#### [THE PROBLEM]
Restate all of the entries exactly, dropping any pictures they hold.

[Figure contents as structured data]
□ □ □ □
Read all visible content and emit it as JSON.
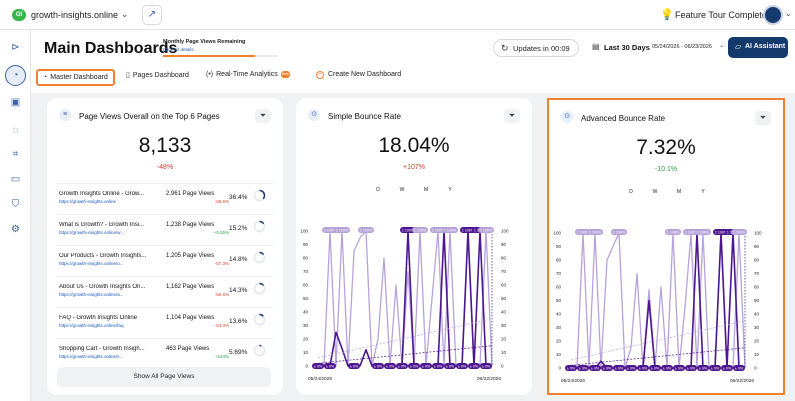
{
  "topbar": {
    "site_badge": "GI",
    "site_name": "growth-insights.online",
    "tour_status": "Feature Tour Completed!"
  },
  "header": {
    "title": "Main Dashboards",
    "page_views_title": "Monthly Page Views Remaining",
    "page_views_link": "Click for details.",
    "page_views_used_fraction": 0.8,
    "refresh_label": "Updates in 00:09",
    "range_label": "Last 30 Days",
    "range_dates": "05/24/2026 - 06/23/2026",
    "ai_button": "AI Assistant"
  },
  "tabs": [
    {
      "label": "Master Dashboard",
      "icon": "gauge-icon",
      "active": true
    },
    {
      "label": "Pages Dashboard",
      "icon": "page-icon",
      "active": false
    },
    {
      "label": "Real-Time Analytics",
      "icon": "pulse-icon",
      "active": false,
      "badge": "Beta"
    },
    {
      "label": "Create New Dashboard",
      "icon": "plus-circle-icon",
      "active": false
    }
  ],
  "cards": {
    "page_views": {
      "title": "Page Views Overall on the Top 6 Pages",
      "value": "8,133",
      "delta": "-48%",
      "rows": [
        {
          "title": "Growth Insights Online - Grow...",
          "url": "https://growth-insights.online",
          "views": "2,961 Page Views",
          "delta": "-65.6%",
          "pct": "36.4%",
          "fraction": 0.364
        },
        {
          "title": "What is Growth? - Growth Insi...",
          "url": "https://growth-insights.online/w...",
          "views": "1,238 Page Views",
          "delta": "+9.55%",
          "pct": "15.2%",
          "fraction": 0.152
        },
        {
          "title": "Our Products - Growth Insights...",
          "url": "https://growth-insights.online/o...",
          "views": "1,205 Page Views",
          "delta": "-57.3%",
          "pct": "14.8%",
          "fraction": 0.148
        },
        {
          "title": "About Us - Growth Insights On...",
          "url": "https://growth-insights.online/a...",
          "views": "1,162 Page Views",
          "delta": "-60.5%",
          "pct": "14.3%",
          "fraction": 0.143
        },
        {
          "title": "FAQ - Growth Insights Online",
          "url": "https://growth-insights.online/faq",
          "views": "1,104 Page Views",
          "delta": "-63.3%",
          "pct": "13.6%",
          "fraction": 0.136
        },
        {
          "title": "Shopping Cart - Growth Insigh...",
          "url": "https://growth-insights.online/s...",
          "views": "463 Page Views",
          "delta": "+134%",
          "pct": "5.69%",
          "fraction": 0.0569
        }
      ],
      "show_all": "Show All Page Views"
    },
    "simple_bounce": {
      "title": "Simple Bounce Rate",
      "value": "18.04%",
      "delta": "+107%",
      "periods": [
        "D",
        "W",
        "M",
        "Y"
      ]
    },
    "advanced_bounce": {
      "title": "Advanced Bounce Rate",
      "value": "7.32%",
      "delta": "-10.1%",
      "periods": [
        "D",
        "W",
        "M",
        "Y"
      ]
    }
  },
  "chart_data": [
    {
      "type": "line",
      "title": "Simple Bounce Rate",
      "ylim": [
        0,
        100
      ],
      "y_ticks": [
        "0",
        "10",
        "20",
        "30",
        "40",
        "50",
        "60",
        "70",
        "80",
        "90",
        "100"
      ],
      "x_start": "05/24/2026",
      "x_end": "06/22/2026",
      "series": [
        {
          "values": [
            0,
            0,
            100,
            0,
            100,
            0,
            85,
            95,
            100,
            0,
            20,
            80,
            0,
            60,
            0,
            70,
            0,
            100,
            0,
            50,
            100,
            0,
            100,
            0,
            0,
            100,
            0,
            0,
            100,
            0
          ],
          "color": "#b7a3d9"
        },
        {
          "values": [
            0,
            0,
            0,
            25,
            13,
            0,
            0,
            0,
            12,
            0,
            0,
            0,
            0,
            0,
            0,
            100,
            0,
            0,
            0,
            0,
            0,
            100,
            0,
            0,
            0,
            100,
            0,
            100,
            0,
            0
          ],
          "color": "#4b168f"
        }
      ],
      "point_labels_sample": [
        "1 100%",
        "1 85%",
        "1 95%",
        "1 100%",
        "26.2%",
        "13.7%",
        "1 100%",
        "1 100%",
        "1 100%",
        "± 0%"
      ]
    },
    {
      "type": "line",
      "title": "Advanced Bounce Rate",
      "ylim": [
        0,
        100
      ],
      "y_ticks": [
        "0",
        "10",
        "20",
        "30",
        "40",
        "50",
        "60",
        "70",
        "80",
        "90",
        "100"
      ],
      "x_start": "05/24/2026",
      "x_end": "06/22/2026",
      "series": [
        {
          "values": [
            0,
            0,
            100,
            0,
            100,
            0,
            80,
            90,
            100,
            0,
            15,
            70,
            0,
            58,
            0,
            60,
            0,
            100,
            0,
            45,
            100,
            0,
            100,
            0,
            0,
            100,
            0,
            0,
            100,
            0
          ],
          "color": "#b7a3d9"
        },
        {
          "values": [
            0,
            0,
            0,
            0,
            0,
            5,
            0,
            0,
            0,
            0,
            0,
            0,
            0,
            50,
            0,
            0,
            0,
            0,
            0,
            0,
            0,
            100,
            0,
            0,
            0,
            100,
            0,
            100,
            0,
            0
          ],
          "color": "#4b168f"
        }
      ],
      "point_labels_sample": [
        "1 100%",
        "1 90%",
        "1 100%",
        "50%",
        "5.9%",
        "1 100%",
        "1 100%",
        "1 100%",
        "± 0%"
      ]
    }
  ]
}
□ □ □ □
#### [RESPONSE TO THE TASK]
Read all visible content and emit it as JSON.
{
  "topbar": {
    "site_badge": "GI",
    "site_name": "growth-insights.online",
    "tour_status": "Feature Tour Completed!"
  },
  "header": {
    "title": "Main Dashboards",
    "page_views_title": "Monthly Page Views Remaining",
    "page_views_link": "Click for details.",
    "page_views_used_fraction": 0.8,
    "refresh_label": "Updates in 00:09",
    "range_label": "Last 30 Days",
    "range_dates": "05/24/2026 - 06/23/2026",
    "ai_button": "AI Assistant"
  },
  "tabs": [
    {
      "label": "Master Dashboard",
      "icon": "gauge-icon",
      "active": true
    },
    {
      "label": "Pages Dashboard",
      "icon": "page-icon",
      "active": false
    },
    {
      "label": "Real-Time Analytics",
      "icon": "pulse-icon",
      "active": false,
      "badge": "Beta"
    },
    {
      "label": "Create New Dashboard",
      "icon": "plus-circle-icon",
      "active": false
    }
  ],
  "cards": {
    "page_views": {
      "title": "Page Views Overall on the Top 6 Pages",
      "value": "8,133",
      "delta": "-48%",
      "rows": [
        {
          "title": "Growth Insights Online - Grow...",
          "url": "https://growth-insights.online",
          "views": "2,961 Page Views",
          "delta": "-65.6%",
          "pct": "36.4%",
          "fraction": 0.364
        },
        {
          "title": "What is Growth? - Growth Insi...",
          "url": "https://growth-insights.online/w...",
          "views": "1,238 Page Views",
          "delta": "+9.55%",
          "pct": "15.2%",
          "fraction": 0.152
        },
        {
          "title": "Our Products - Growth Insights...",
          "url": "https://growth-insights.online/o...",
          "views": "1,205 Page Views",
          "delta": "-57.3%",
          "pct": "14.8%",
          "fraction": 0.148
        },
        {
          "title": "About Us - Growth Insights On...",
          "url": "https://growth-insights.online/a...",
          "views": "1,162 Page Views",
          "delta": "-60.5%",
          "pct": "14.3%",
          "fraction": 0.143
        },
        {
          "title": "FAQ - Growth Insights Online",
          "url": "https://growth-insights.online/faq",
          "views": "1,104 Page Views",
          "delta": "-63.3%",
          "pct": "13.6%",
          "fraction": 0.136
        },
        {
          "title": "Shopping Cart - Growth Insigh...",
          "url": "https://growth-insights.online/s...",
          "views": "463 Page Views",
          "delta": "+134%",
          "pct": "5.69%",
          "fraction": 0.0569
        }
      ],
      "show_all": "Show All Page Views"
    },
    "simple_bounce": {
      "title": "Simple Bounce Rate",
      "value": "18.04%",
      "delta": "+107%",
      "periods": [
        "D",
        "W",
        "M",
        "Y"
      ]
    },
    "advanced_bounce": {
      "title": "Advanced Bounce Rate",
      "value": "7.32%",
      "delta": "-10.1%",
      "periods": [
        "D",
        "W",
        "M",
        "Y"
      ]
    }
  },
  "chart_data": [
    {
      "type": "line",
      "title": "Simple Bounce Rate",
      "ylim": [
        0,
        100
      ],
      "y_ticks": [
        "0",
        "10",
        "20",
        "30",
        "40",
        "50",
        "60",
        "70",
        "80",
        "90",
        "100"
      ],
      "x_start": "05/24/2026",
      "x_end": "06/22/2026",
      "series": [
        {
          "values": [
            0,
            0,
            100,
            0,
            100,
            0,
            85,
            95,
            100,
            0,
            20,
            80,
            0,
            60,
            0,
            70,
            0,
            100,
            0,
            50,
            100,
            0,
            100,
            0,
            0,
            100,
            0,
            0,
            100,
            0
          ],
          "color": "#b7a3d9"
        },
        {
          "values": [
            0,
            0,
            0,
            25,
            13,
            0,
            0,
            0,
            12,
            0,
            0,
            0,
            0,
            0,
            0,
            100,
            0,
            0,
            0,
            0,
            0,
            100,
            0,
            0,
            0,
            100,
            0,
            100,
            0,
            0
          ],
          "color": "#4b168f"
        }
      ],
      "point_labels_sample": [
        "1 100%",
        "1 85%",
        "1 95%",
        "1 100%",
        "26.2%",
        "13.7%",
        "1 100%",
        "1 100%",
        "1 100%",
        "± 0%"
      ]
    },
    {
      "type": "line",
      "title": "Advanced Bounce Rate",
      "ylim": [
        0,
        100
      ],
      "y_ticks": [
        "0",
        "10",
        "20",
        "30",
        "40",
        "50",
        "60",
        "70",
        "80",
        "90",
        "100"
      ],
      "x_start": "05/24/2026",
      "x_end": "06/22/2026",
      "series": [
        {
          "values": [
            0,
            0,
            100,
            0,
            100,
            0,
            80,
            90,
            100,
            0,
            15,
            70,
            0,
            58,
            0,
            60,
            0,
            100,
            0,
            45,
            100,
            0,
            100,
            0,
            0,
            100,
            0,
            0,
            100,
            0
          ],
          "color": "#b7a3d9"
        },
        {
          "values": [
            0,
            0,
            0,
            0,
            0,
            5,
            0,
            0,
            0,
            0,
            0,
            0,
            0,
            50,
            0,
            0,
            0,
            0,
            0,
            0,
            0,
            100,
            0,
            0,
            0,
            100,
            0,
            100,
            0,
            0
          ],
          "color": "#4b168f"
        }
      ],
      "point_labels_sample": [
        "1 100%",
        "1 90%",
        "1 100%",
        "50%",
        "5.9%",
        "1 100%",
        "1 100%",
        "1 100%",
        "± 0%"
      ]
    }
  ]
}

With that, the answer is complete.